◆ **Records supplied**:
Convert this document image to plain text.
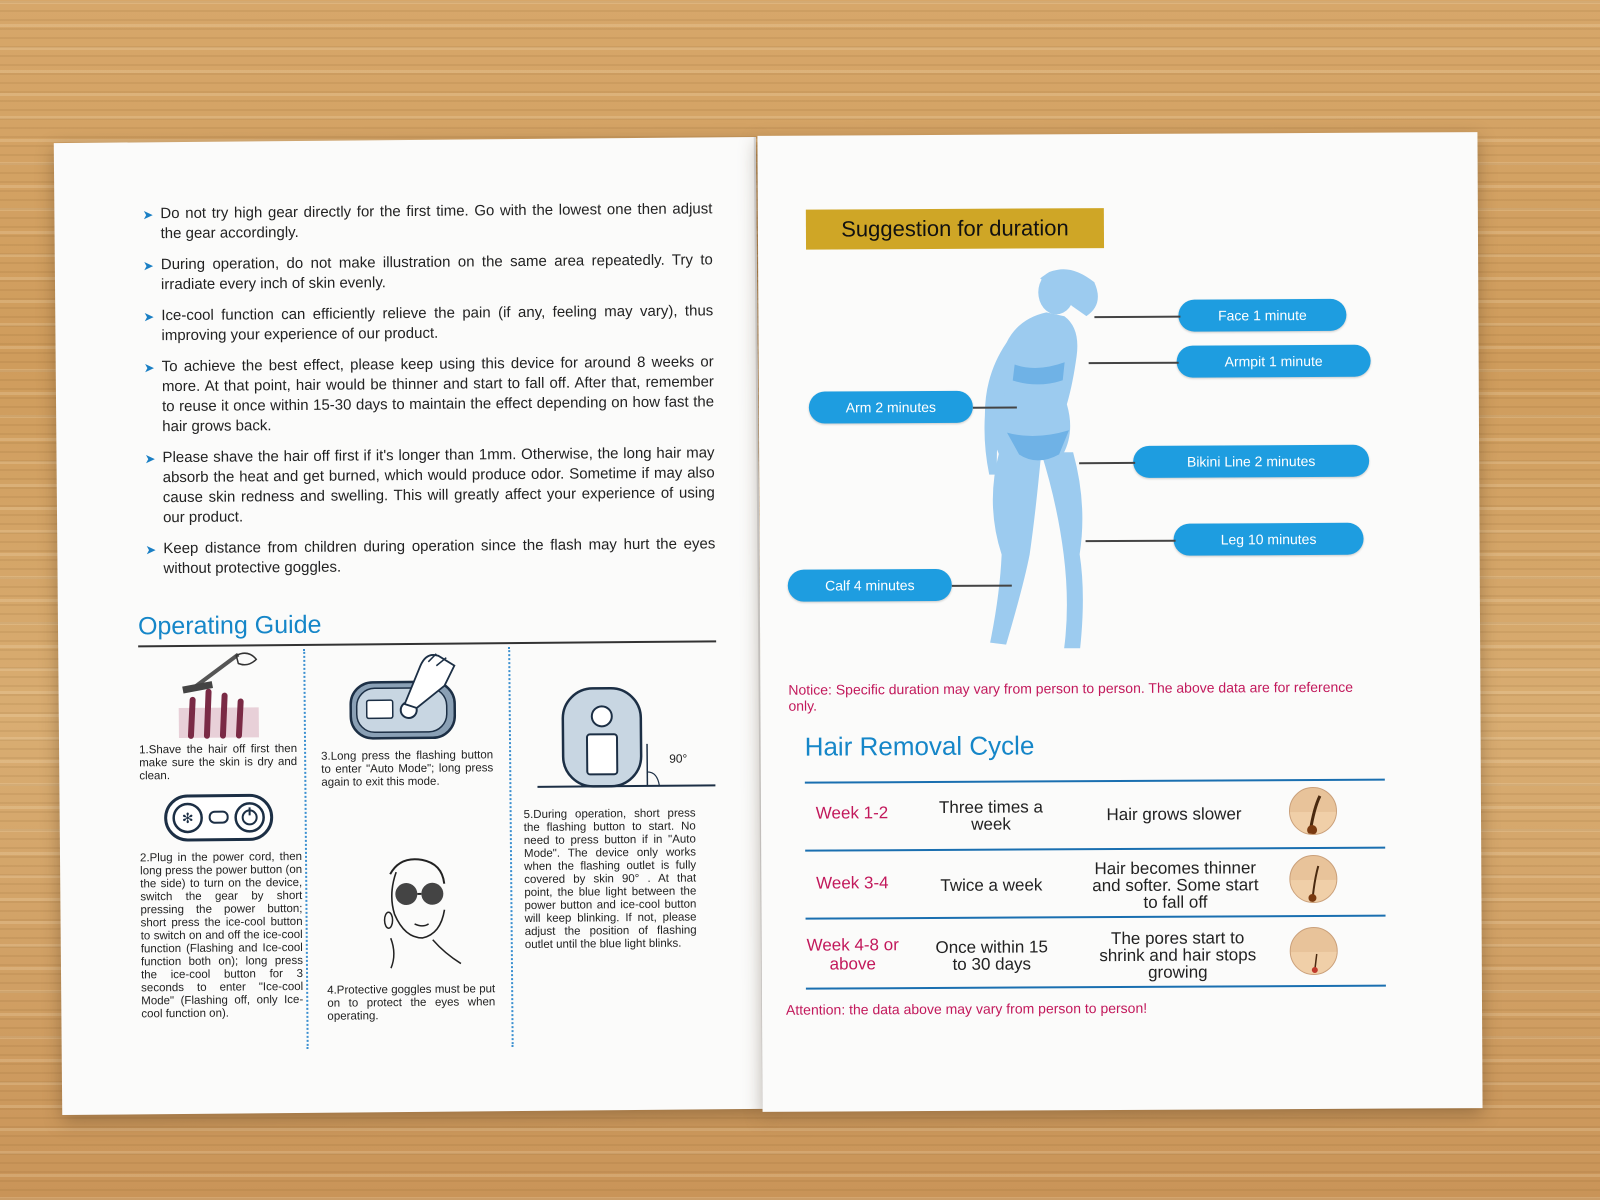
➤ Do not try high gear directly for the first time. Go with the lowest one then adjust the gear accordingly.
➤ During operation, do not make illustration on the same area repeatedly. Try to irradiate every inch of skin evenly.
➤ Ice-cool function can efficiently relieve the pain (if any, feeling may vary), thus improving your experience of our product.
➤ To achieve the best effect, please keep using this device for around 8 weeks or more. At that point, hair would be thinner and start to fall off. After that, remember to reuse it once within 15-30 days to maintain the effect depending on how fast the hair grows back.
➤ Please shave the hair off first if it's longer than 1mm. Otherwise, the long hair may absorb the heat and get burned, which would produce odor. Sometime if may also cause skin redness and swelling. This will greatly affect your experience of using our product.
➤ Keep distance from children during operation since the flash may hurt the eyes without protective goggles.
Operating Guide
1.Shave the hair off first then make sure the skin is dry and clean.
✻
2.Plug in the power cord, then long press the power button (on the side) to turn on the device, switch the gear by short pressing the power button; short press the ice-cool button to switch on and off the ice-cool function (Flashing and Ice-cool function both on); long press the ice-cool button for 3 seconds to enter "Ice-cool Mode" (Flashing off, only Ice-cool function on).
3.Long press the flashing button to enter "Auto Mode"; long press again to exit this mode.
4.Protective goggles must be put on to protect the eyes when operating.
90°
5.During operation, short press the flashing button to start. No need to press button if in "Auto Mode". The device only works when the flashing outlet is fully covered by skin 90° . At that point, the blue light between the power button and ice-cool button will keep blinking. If not, please adjust the position of flashing outlet until the blue light blinks.
Suggestion for duration
Face 1 minute
Armpit 1 minute
Arm 2 minutes
Bikini Line 2 minutes
Leg 10 minutes
Calf 4 minutes
Notice: Specific duration may vary from person to person. The above data are for reference only.
Hair Removal Cycle
Week 1-2	Three times a week
Hair grows slower
Week 3-4	Twice a week
Hair becomes thinner and softer. Some start to fall off
Week 4-8 or above
Once within 15 to 30 days
The pores start to shrink and hair stops growing
Attention: the data above may vary from person to person!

◆ **Aim**: Give the data again exactly as written, with all pictures left out.

◆ **The reply**:
Convert this document image to plain text.
➤ Do not try high gear directly for the first time. Go with the lowest one then adjust the gear accordingly.
➤ During operation, do not make illustration on the same area repeatedly. Try to irradiate every inch of skin evenly.
➤ Ice-cool function can efficiently relieve the pain (if any, feeling may vary), thus improving your experience of our product.
➤ To achieve the best effect, please keep using this device for around 8 weeks or more. At that point, hair would be thinner and start to fall off. After that, remember to reuse it once within 15-30 days to maintain the effect depending on how fast the hair grows back.
➤ Please shave the hair off first if it's longer than 1mm. Otherwise, the long hair may absorb the heat and get burned, which would produce odor. Sometime if may also cause skin redness and swelling. This will greatly affect your experience of using our product.
➤ Keep distance from children during operation since the flash may hurt the eyes without protective goggles.
Operating Guide
1.Shave the hair off first then make sure the skin is dry and clean.
✻
2.Plug in the power cord, then long press the power button (on the side) to turn on the device, switch the gear by short pressing the power button; short press the ice-cool button to switch on and off the ice-cool function (Flashing and Ice-cool function both on); long press the ice-cool button for 3 seconds to enter "Ice-cool Mode" (Flashing off, only Ice-cool function on).
3.Long press the flashing button to enter "Auto Mode"; long press again to exit this mode.
4.Protective goggles must be put on to protect the eyes when operating.
90°
5.During operation, short press the flashing button to start. No need to press button if in "Auto Mode". The device only works when the flashing outlet is fully covered by skin 90° . At that point, the blue light between the power button and ice-cool button will keep blinking. If not, please adjust the position of flashing outlet until the blue light blinks.
Suggestion for duration
Face 1 minute
Armpit 1 minute
Arm 2 minutes
Bikini Line 2 minutes
Leg 10 minutes
Calf 4 minutes
Notice: Specific duration may vary from person to person. The above data are for reference only.
Hair Removal Cycle
Week 1-2	Three times a week
Hair grows slower
Week 3-4	Twice a week
Hair becomes thinner and softer. Some start to fall off
Week 4-8 or above
Once within 15 to 30 days
The pores start to shrink and hair stops growing
Attention: the data above may vary from person to person!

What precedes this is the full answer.